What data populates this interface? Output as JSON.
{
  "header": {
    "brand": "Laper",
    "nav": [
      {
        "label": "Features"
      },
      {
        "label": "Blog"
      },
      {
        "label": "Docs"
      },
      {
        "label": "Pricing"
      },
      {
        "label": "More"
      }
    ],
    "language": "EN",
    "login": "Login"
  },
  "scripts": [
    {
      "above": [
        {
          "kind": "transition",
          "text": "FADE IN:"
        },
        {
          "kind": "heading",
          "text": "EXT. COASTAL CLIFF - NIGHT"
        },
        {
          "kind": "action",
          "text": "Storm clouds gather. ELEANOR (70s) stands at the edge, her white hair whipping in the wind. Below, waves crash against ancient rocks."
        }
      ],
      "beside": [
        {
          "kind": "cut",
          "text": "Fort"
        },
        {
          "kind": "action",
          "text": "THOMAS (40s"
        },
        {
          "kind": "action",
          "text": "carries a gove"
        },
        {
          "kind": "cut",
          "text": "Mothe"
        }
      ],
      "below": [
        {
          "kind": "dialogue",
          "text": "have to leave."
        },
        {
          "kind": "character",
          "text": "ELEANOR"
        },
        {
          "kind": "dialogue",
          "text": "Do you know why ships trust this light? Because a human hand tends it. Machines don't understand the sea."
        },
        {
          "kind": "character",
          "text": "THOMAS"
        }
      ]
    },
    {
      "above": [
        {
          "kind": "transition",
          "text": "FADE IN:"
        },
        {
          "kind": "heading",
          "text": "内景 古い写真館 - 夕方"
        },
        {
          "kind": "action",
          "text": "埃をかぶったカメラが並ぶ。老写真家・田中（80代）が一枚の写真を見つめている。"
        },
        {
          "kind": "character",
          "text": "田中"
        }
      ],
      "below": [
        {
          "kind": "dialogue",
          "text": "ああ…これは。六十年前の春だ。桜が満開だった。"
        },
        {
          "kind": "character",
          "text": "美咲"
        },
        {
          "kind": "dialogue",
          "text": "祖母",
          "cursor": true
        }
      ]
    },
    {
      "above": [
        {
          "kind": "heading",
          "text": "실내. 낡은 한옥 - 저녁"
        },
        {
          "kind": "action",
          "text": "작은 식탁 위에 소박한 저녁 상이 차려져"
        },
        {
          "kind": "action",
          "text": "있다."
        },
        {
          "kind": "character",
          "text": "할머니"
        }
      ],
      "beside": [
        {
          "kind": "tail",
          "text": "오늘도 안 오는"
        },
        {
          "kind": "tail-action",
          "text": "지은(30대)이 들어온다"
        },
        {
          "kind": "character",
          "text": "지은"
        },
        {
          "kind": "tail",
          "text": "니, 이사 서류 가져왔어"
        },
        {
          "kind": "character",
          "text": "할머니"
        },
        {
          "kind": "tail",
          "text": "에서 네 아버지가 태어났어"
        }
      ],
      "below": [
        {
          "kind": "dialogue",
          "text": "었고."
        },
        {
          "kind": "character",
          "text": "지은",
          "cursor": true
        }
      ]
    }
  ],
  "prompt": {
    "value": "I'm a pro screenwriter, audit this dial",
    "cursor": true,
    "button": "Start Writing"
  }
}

= = = = =

→ Your goal
Look for "label" and pull out every line that has it.

→ Final answer
        "label": "Features"
        "label": "Blog"
        "label": "Docs"
        "label": "Pricing"
        "label": "More"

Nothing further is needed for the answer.